[Data entries]
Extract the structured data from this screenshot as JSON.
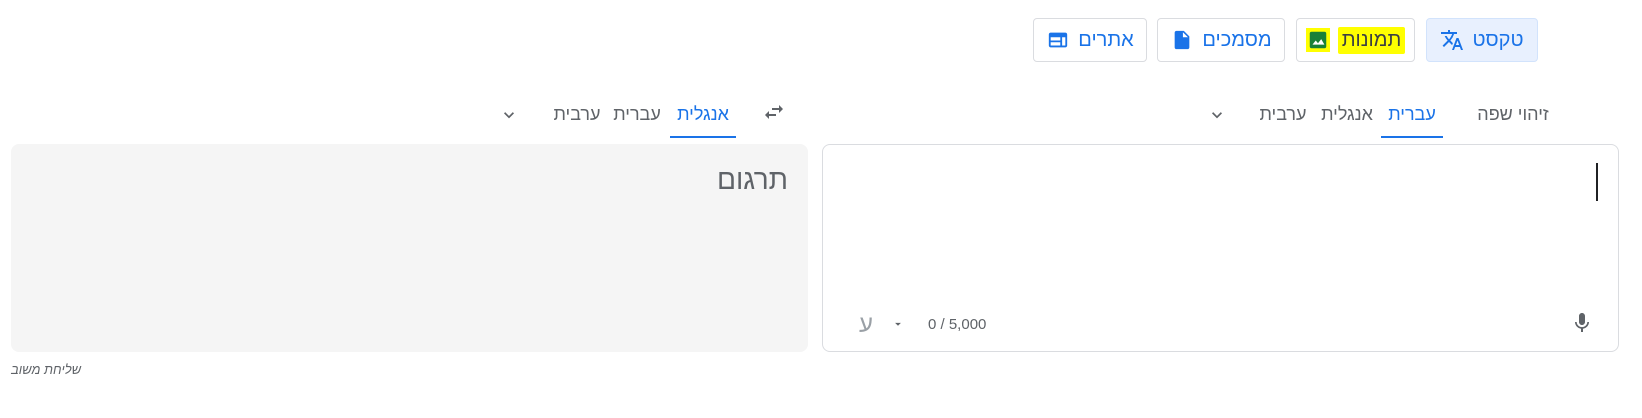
{
  "modes": {
    "text": "טקסט",
    "images": "תמונות",
    "documents": "מסמכים",
    "websites": "אתרים"
  },
  "source_langs": {
    "detect": "זיהוי שפה",
    "hebrew": "עברית",
    "english": "אנגלית",
    "arabic": "ערבית"
  },
  "target_langs": {
    "english": "אנגלית",
    "hebrew": "עברית",
    "arabic": "ערבית"
  },
  "source": {
    "char_count": "0 / 5,000",
    "keyboard_char": "ע"
  },
  "output": {
    "placeholder": "תרגום"
  },
  "feedback_label": "שליחת משוב",
  "colors": {
    "accent": "#1a73e8",
    "highlight": "#ffff00",
    "output_bg": "#f5f5f5"
  }
}
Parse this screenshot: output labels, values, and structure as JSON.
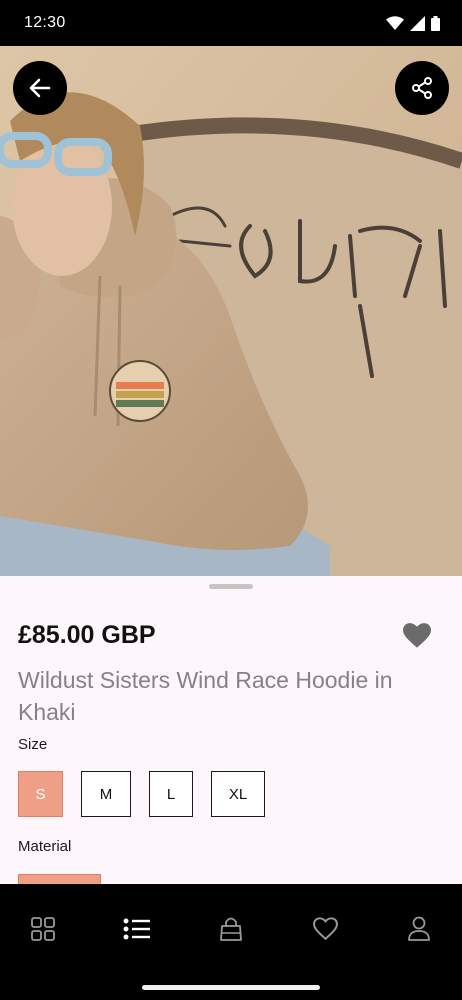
{
  "status_bar": {
    "time": "12:30"
  },
  "icons": {
    "back": "arrow-left-icon",
    "share": "share-icon",
    "favorite": "heart-icon",
    "nav": [
      "grid-icon",
      "list-icon",
      "bag-icon",
      "heart-outline-icon",
      "person-icon"
    ]
  },
  "gallery": {
    "image_count": 8,
    "current_index": 0
  },
  "product": {
    "price": "£85.00 GBP",
    "title": "Wildust Sisters Wind Race Hoodie in Khaki",
    "size_label": "Size",
    "sizes": [
      "S",
      "M",
      "L",
      "XL"
    ],
    "selected_size": "S",
    "material_label": "Material"
  },
  "colors": {
    "accent": "#ee9f86",
    "bar": "#000000",
    "sheet": "#fdf7fb"
  }
}
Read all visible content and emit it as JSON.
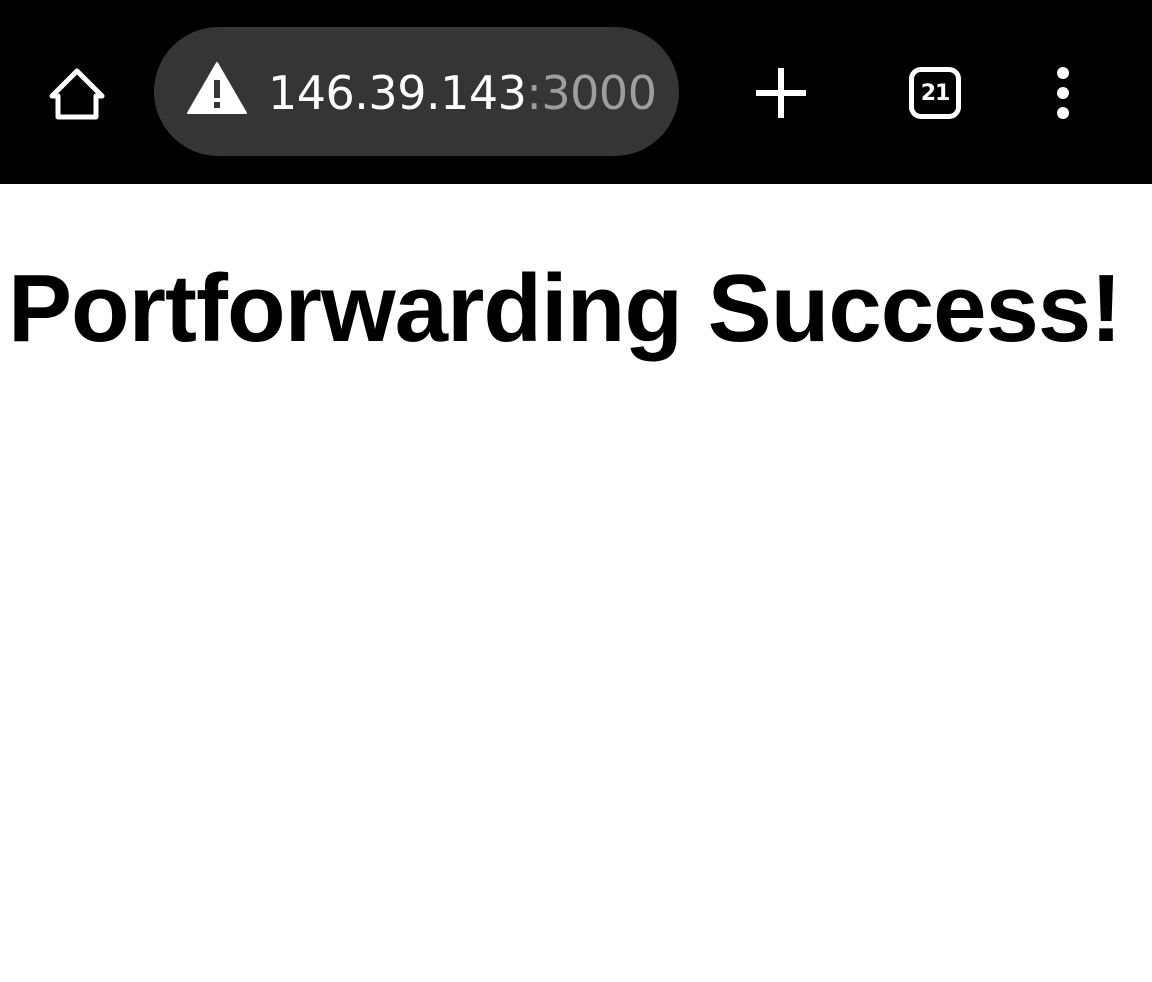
{
  "browser": {
    "address_bar": {
      "host": "146.39.143",
      "port": ":3000",
      "security_icon": "warning-triangle-icon"
    },
    "tab_count": "21",
    "icons": {
      "home": "home-icon",
      "new_tab": "plus-icon",
      "menu": "more-vert-icon"
    },
    "colors": {
      "toolbar_bg": "#000000",
      "omnibox_bg": "#353535",
      "port_text": "#9e9e9e"
    }
  },
  "page": {
    "heading": "Portforwarding Success!"
  }
}
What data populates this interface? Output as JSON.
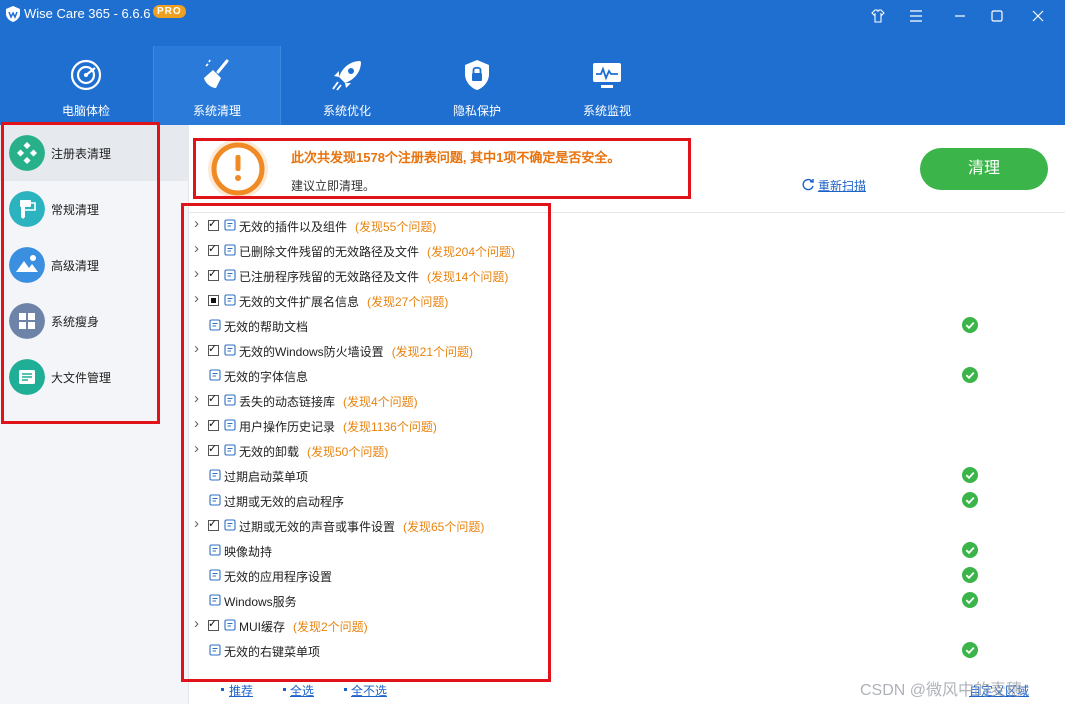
{
  "app": {
    "title": "Wise Care 365 - 6.6.6",
    "badge": "PRO"
  },
  "window_controls": [
    "skin-icon",
    "menu-icon",
    "minimize-icon",
    "maximize-icon",
    "close-icon"
  ],
  "nav": {
    "tabs": [
      {
        "label": "电脑体检",
        "icon": "radar-icon"
      },
      {
        "label": "系统清理",
        "icon": "broom-icon",
        "active": true
      },
      {
        "label": "系统优化",
        "icon": "rocket-icon"
      },
      {
        "label": "隐私保护",
        "icon": "lock-shield-icon"
      },
      {
        "label": "系统监视",
        "icon": "monitor-icon"
      }
    ]
  },
  "sidebar": {
    "items": [
      {
        "label": "注册表清理",
        "icon": "registry-icon",
        "active": true
      },
      {
        "label": "常规清理",
        "icon": "brush-icon"
      },
      {
        "label": "高级清理",
        "icon": "cloud-mountain-icon"
      },
      {
        "label": "系统瘦身",
        "icon": "windows-icon"
      },
      {
        "label": "大文件管理",
        "icon": "folder-list-icon"
      }
    ]
  },
  "header": {
    "title": "此次共发现1578个注册表问题, 其中1项不确定是否安全。",
    "subtitle": "建议立即清理。",
    "rescan": "重新扫描",
    "clean_button": "清理"
  },
  "rows": [
    {
      "name": "无效的插件以及组件",
      "count": "(发现55个问题)",
      "expandable": true,
      "check": "checked",
      "icon": "plugin-icon"
    },
    {
      "name": "已删除文件残留的无效路径及文件",
      "count": "(发现204个问题)",
      "expandable": true,
      "check": "checked",
      "icon": "folder-icon"
    },
    {
      "name": "已注册程序残留的无效路径及文件",
      "count": "(发现14个问题)",
      "expandable": true,
      "check": "checked",
      "icon": "file-icon"
    },
    {
      "name": "无效的文件扩展名信息",
      "count": "(发现27个问题)",
      "expandable": true,
      "check": "partial",
      "icon": "file-ext-icon"
    },
    {
      "name": "无效的帮助文档",
      "count": "",
      "expandable": false,
      "check": "none",
      "icon": "help-doc-icon",
      "ok": true
    },
    {
      "name": "无效的Windows防火墙设置",
      "count": "(发现21个问题)",
      "expandable": true,
      "check": "checked",
      "icon": "firewall-shield-icon"
    },
    {
      "name": "无效的字体信息",
      "count": "",
      "expandable": false,
      "check": "none",
      "icon": "font-icon",
      "ok": true
    },
    {
      "name": "丢失的动态链接库",
      "count": "(发现4个问题)",
      "expandable": true,
      "check": "checked",
      "icon": "link-icon"
    },
    {
      "name": "用户操作历史记录",
      "count": "(发现1136个问题)",
      "expandable": true,
      "check": "checked",
      "icon": "history-icon"
    },
    {
      "name": "无效的卸载",
      "count": "(发现50个问题)",
      "expandable": true,
      "check": "checked",
      "icon": "uninstall-icon"
    },
    {
      "name": "过期启动菜单项",
      "count": "",
      "expandable": false,
      "check": "none",
      "icon": "start-menu-icon",
      "ok": true
    },
    {
      "name": "过期或无效的启动程序",
      "count": "",
      "expandable": false,
      "check": "none",
      "icon": "startup-program-icon",
      "ok": true
    },
    {
      "name": "过期或无效的声音或事件设置",
      "count": "(发现65个问题)",
      "expandable": true,
      "check": "checked",
      "icon": "sound-icon"
    },
    {
      "name": "映像劫持",
      "count": "",
      "expandable": false,
      "check": "none",
      "icon": "bug-icon",
      "ok": true
    },
    {
      "name": "无效的应用程序设置",
      "count": "",
      "expandable": false,
      "check": "none",
      "icon": "warning-icon",
      "ok": true
    },
    {
      "name": "Windows服务",
      "count": "",
      "expandable": false,
      "check": "none",
      "icon": "windows-service-icon",
      "ok": true
    },
    {
      "name": "MUI缓存",
      "count": "(发现2个问题)",
      "expandable": true,
      "check": "checked",
      "icon": "mui-cache-icon"
    },
    {
      "name": "无效的右键菜单项",
      "count": "",
      "expandable": false,
      "check": "none",
      "icon": "mouse-icon",
      "ok": true
    }
  ],
  "footer": {
    "recommend": "推荐",
    "select_all": "全选",
    "select_none": "全不选",
    "custom_area": "自定义区域"
  },
  "watermark": "CSDN @微风中的麦穗",
  "colors": {
    "nav_bg": "#1f6fd1",
    "accent_orange": "#e8730c",
    "clean_green": "#3bb54a",
    "link_blue": "#1c62c8",
    "highlight_red": "#e0131b"
  }
}
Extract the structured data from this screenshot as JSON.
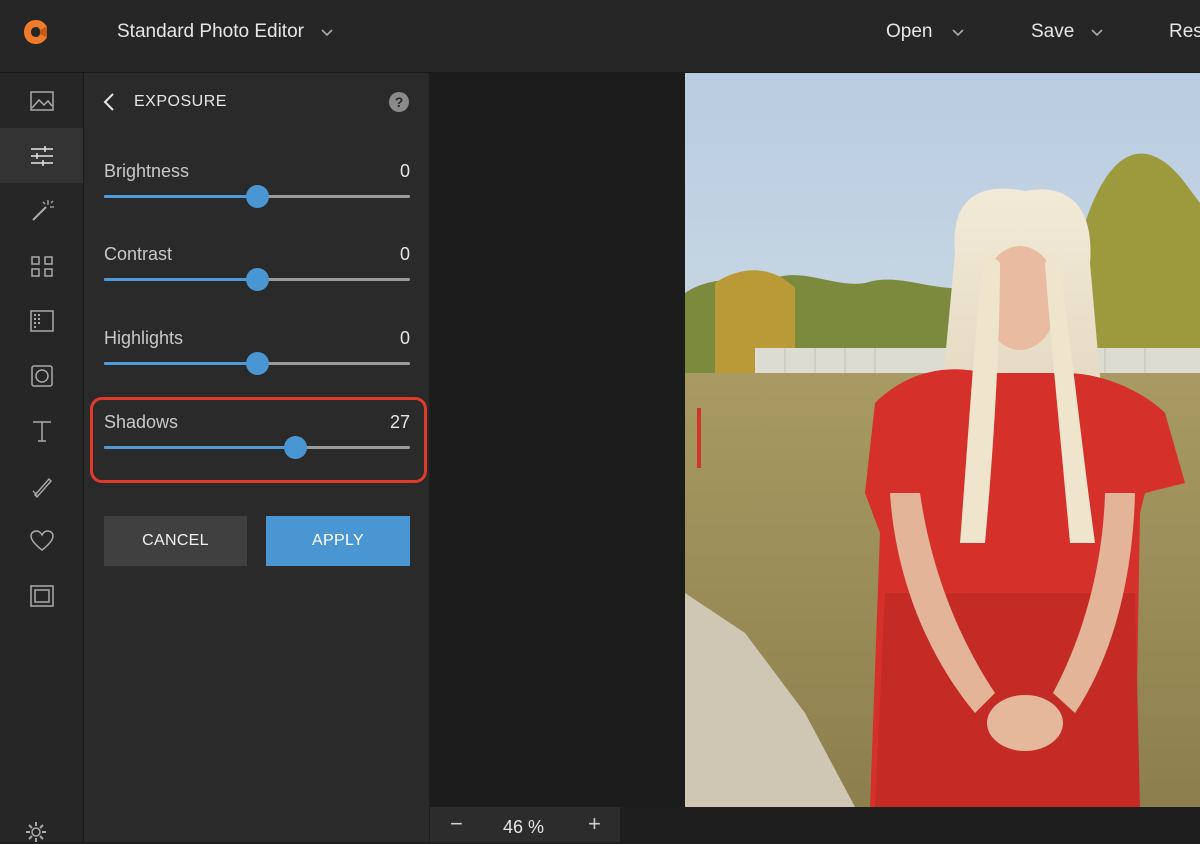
{
  "app": {
    "title": "Standard Photo Editor",
    "accent_color": "#4a96d2",
    "logo_color": "#f07b2a"
  },
  "header": {
    "menus": [
      {
        "label": "Open"
      },
      {
        "label": "Save"
      },
      {
        "label": "Res"
      }
    ]
  },
  "rail": {
    "items": [
      {
        "icon": "image-icon"
      },
      {
        "icon": "sliders-icon",
        "active": true
      },
      {
        "icon": "magic-wand-icon"
      },
      {
        "icon": "grid-icon"
      },
      {
        "icon": "texture-icon"
      },
      {
        "icon": "frame-circle-icon"
      },
      {
        "icon": "text-icon"
      },
      {
        "icon": "brush-icon"
      },
      {
        "icon": "heart-icon"
      },
      {
        "icon": "border-frame-icon"
      }
    ]
  },
  "panel": {
    "title": "EXPOSURE",
    "help": "?",
    "sliders": [
      {
        "label": "Brightness",
        "value": "0",
        "position": 0.5
      },
      {
        "label": "Contrast",
        "value": "0",
        "position": 0.5
      },
      {
        "label": "Highlights",
        "value": "0",
        "position": 0.5
      },
      {
        "label": "Shadows",
        "value": "27",
        "position": 0.625
      }
    ],
    "cancel_label": "CANCEL",
    "apply_label": "APPLY"
  },
  "zoom": {
    "minus": "−",
    "value": "46 %",
    "plus": "+"
  }
}
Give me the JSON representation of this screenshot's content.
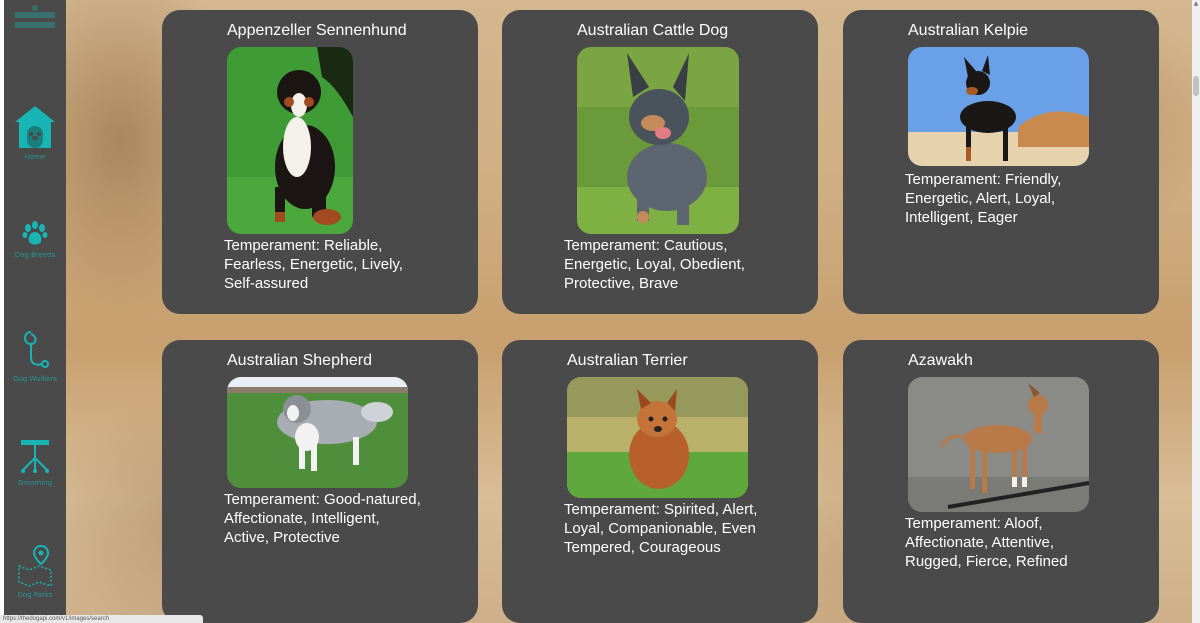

**Task description**
Using the listing above, gather each line that holds the string "screenshot" and copy it.

**Completed exercise**
Extract the structured data from this screenshot as JSON.
Parse this screenshot: output labels, values, and structure as JSON.
Extract the structured data from this screenshot as JSON.
Give me the JSON representation of this screenshot's content.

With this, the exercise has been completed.